[start]

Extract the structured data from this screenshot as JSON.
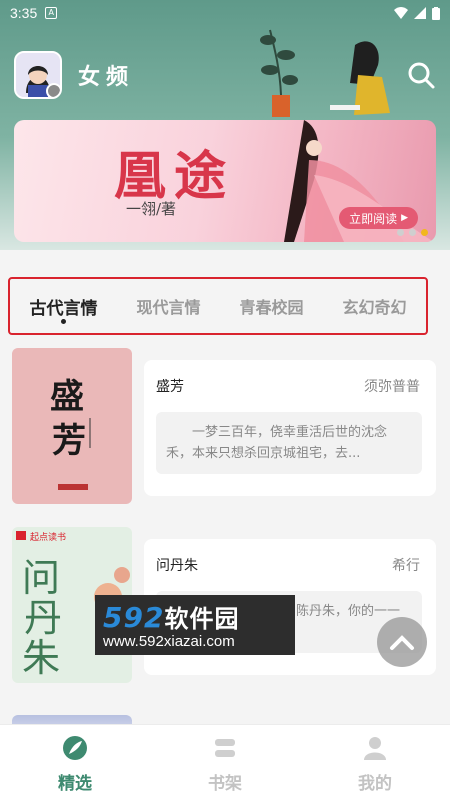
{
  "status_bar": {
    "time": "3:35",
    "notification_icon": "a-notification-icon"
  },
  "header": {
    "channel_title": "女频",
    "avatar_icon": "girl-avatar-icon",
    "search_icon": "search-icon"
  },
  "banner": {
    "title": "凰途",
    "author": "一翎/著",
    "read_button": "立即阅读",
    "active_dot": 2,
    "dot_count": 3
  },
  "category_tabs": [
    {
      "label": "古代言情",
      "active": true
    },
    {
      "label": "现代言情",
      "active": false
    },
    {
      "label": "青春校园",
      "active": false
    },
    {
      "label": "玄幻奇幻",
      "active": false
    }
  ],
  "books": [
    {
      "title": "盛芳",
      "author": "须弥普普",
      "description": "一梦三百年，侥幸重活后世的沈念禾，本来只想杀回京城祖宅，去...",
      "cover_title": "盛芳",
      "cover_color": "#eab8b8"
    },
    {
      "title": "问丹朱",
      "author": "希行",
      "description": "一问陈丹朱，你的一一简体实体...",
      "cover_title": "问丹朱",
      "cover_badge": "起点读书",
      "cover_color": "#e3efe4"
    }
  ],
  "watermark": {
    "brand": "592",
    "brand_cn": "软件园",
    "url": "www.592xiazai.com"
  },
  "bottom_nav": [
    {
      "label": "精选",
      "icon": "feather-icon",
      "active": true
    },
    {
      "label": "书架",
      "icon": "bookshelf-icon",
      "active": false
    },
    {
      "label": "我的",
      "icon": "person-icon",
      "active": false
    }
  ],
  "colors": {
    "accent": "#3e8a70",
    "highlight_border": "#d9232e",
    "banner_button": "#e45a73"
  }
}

[end]
[start]

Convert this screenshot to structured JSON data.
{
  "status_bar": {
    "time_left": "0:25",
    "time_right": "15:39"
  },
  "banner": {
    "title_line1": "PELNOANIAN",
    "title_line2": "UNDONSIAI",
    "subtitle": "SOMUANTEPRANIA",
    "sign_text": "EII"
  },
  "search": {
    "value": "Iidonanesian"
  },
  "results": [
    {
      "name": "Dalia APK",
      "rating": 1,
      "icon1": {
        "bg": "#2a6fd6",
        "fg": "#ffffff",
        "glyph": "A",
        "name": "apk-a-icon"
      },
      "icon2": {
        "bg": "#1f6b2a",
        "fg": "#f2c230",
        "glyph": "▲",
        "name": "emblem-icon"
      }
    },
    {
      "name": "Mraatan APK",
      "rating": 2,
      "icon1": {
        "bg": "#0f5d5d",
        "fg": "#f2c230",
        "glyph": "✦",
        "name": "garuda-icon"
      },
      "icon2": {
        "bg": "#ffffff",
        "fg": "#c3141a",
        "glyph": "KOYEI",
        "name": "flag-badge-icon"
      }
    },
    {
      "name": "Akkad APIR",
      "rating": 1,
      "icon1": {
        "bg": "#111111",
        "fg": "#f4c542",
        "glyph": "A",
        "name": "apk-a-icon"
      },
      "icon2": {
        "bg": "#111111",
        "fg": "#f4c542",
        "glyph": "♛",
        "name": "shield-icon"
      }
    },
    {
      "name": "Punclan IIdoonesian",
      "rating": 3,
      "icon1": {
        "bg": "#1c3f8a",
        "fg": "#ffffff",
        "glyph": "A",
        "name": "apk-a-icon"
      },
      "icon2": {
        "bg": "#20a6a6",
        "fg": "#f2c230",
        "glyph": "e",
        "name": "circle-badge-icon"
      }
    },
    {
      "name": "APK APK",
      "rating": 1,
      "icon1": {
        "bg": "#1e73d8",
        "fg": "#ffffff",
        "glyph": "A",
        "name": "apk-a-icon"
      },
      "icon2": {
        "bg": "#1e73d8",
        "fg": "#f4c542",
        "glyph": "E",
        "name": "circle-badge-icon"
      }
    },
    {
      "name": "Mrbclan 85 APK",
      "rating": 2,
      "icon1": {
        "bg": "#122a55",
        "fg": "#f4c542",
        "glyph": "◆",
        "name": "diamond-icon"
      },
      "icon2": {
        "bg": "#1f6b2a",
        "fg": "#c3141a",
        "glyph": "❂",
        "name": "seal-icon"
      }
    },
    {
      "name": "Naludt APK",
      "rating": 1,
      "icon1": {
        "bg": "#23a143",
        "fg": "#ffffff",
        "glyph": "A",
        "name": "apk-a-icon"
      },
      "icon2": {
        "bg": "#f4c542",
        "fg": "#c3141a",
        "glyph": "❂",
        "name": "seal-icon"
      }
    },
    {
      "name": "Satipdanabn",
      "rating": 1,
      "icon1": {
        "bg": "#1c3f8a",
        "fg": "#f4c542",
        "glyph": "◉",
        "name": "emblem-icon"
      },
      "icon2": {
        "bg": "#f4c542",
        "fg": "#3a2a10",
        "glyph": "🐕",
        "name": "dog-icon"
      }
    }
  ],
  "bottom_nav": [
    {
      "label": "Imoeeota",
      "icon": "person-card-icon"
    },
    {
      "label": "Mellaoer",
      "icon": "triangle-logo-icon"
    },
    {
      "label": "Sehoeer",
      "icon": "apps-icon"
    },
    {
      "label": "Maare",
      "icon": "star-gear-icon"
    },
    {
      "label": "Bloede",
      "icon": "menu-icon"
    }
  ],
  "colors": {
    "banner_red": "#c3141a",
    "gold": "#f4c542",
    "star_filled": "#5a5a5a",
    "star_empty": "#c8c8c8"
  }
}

[end]

Search the entries for the word "person", then gather every line that has it.

      "icon": "person-icon",
      "icon": "person-card-icon"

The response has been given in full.